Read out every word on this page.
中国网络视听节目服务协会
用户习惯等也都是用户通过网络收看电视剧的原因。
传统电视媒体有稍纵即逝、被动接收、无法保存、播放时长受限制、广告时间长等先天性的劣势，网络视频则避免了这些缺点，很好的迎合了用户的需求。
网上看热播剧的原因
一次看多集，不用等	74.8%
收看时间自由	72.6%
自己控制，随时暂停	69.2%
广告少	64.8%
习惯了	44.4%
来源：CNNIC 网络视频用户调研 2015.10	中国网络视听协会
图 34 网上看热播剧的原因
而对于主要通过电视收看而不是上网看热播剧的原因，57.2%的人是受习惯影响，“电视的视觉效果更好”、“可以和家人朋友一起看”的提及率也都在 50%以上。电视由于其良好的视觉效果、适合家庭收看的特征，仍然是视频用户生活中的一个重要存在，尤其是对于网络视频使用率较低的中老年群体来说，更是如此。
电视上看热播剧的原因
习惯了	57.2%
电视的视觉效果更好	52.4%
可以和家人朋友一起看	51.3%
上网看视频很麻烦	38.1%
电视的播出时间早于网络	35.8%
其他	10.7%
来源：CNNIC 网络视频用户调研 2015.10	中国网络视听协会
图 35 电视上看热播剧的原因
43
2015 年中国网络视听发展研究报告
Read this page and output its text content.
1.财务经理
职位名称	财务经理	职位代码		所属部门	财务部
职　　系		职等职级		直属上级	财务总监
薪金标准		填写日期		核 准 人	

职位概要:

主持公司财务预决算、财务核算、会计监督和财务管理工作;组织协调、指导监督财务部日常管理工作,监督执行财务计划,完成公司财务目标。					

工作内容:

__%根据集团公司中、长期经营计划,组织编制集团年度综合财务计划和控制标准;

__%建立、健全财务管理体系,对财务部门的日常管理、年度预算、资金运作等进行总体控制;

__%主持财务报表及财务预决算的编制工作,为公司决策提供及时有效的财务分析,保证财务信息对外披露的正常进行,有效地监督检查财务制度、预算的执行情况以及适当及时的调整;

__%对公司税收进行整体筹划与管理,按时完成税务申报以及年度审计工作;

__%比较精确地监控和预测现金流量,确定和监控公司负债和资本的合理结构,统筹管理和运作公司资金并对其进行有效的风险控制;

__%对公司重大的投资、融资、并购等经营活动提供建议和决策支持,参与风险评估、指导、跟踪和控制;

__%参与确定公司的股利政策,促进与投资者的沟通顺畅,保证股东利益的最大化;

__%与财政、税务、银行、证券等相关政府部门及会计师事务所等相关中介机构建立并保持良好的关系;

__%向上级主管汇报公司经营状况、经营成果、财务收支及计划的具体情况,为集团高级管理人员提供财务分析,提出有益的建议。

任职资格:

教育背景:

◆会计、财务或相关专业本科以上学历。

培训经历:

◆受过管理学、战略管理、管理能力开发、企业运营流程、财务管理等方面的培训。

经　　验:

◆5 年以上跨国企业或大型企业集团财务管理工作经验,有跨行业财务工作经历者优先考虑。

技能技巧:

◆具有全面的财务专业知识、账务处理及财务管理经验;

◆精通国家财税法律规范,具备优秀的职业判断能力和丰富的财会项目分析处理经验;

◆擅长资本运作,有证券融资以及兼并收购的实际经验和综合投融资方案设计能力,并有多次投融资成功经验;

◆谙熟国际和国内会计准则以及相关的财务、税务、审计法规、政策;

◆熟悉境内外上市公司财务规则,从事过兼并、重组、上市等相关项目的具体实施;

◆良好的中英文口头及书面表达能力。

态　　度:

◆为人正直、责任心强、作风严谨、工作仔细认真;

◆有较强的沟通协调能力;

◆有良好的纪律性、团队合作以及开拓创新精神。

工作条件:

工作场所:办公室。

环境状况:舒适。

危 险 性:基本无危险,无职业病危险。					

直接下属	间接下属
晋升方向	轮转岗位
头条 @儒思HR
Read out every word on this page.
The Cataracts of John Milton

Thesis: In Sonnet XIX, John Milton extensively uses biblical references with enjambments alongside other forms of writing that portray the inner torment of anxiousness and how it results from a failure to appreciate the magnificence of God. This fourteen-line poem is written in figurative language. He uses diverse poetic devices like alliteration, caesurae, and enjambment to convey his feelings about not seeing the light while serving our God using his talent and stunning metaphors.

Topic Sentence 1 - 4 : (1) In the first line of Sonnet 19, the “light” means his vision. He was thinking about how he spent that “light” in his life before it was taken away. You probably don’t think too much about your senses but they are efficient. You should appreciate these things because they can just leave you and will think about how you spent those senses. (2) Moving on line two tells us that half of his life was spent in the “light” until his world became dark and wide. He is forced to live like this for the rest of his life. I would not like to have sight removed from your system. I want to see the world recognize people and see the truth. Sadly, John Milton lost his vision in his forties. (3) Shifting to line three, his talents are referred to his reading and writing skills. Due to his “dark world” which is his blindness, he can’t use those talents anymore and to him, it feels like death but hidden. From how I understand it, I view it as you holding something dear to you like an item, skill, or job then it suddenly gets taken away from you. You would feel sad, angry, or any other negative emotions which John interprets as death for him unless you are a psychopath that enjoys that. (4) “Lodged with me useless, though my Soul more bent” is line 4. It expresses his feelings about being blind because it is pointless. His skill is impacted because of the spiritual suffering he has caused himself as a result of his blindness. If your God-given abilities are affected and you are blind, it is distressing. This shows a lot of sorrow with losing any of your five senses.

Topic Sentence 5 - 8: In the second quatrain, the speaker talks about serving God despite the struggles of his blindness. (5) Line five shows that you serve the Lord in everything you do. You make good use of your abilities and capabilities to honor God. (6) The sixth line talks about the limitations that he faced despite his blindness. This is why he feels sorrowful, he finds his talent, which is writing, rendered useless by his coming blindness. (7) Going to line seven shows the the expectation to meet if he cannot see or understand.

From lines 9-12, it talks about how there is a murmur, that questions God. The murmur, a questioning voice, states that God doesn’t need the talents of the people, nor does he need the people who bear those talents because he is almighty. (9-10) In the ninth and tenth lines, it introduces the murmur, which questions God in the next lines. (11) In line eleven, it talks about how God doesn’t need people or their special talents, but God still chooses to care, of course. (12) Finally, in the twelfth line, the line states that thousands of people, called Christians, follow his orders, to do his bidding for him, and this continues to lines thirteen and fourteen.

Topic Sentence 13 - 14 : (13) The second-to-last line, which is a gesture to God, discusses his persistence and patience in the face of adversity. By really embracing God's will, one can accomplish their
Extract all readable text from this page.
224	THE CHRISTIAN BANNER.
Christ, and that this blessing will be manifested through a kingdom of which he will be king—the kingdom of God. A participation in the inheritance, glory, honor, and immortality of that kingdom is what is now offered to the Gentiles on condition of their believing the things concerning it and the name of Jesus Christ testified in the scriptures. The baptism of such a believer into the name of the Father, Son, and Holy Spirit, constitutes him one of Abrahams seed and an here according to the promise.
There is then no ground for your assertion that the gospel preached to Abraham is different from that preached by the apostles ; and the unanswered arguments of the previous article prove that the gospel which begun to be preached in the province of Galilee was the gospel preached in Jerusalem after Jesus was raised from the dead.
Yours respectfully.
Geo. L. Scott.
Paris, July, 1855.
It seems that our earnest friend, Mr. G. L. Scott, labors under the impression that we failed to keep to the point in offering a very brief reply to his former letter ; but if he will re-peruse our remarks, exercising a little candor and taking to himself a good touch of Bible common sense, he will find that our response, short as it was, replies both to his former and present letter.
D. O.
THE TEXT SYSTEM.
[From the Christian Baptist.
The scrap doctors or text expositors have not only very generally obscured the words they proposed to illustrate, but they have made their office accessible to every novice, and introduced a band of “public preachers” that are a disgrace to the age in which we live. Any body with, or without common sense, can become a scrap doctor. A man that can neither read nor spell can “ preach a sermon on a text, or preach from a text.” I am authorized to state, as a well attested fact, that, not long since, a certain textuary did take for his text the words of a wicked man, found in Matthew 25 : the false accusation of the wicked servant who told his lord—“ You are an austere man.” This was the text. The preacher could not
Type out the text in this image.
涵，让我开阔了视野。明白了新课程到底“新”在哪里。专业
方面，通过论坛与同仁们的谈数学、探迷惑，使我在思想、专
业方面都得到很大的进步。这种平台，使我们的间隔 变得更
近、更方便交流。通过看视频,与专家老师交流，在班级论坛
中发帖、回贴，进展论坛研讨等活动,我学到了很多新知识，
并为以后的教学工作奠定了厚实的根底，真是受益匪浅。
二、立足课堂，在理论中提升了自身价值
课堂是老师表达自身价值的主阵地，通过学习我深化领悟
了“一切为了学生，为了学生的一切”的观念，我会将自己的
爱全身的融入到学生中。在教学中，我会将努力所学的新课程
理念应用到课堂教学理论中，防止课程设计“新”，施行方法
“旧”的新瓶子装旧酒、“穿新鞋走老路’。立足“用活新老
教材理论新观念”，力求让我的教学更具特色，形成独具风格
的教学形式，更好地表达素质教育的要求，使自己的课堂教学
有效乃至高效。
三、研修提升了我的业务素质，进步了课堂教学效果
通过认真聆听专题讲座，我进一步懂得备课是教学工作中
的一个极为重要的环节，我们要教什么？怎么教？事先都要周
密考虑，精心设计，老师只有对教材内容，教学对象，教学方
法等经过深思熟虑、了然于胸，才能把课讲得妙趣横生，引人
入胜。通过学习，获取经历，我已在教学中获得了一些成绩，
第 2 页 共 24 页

=== TASK DIRECTIONS ===
Which lines above contain the word "page"? Copy each of them.

=== WRITTEN ANSWER ===
Read out every word on this page.
Read this page and output its text content.
Read out every word on this page.
Extract all readable text from this page.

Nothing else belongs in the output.